* _Aim of the exercise_
Find the string "Largura" in the entries and copy each line that has it.

* _The data_
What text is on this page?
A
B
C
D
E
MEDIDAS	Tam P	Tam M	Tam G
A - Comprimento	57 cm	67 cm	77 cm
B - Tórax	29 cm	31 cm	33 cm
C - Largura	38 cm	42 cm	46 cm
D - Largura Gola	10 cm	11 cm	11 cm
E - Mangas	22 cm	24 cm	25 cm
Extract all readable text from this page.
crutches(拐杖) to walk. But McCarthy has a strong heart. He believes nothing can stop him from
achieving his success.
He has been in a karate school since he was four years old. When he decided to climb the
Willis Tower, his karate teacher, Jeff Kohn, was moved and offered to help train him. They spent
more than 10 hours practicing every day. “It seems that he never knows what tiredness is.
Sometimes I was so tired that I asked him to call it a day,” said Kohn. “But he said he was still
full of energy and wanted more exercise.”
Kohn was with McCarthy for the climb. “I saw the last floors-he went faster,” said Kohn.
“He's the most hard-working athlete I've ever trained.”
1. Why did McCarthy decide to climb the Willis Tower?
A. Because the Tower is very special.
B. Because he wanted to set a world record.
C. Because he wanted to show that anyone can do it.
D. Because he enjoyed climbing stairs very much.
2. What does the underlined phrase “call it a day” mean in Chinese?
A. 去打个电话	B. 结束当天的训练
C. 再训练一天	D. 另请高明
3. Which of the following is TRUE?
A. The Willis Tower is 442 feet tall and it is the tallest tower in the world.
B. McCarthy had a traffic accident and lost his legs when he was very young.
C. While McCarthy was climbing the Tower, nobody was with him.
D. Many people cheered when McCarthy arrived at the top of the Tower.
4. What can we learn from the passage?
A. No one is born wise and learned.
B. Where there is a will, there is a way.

* _Full answer_
C - Largura	38 cm	42 cm	46 cm
D - Largura Gola	10 cm	11 cm	11 cm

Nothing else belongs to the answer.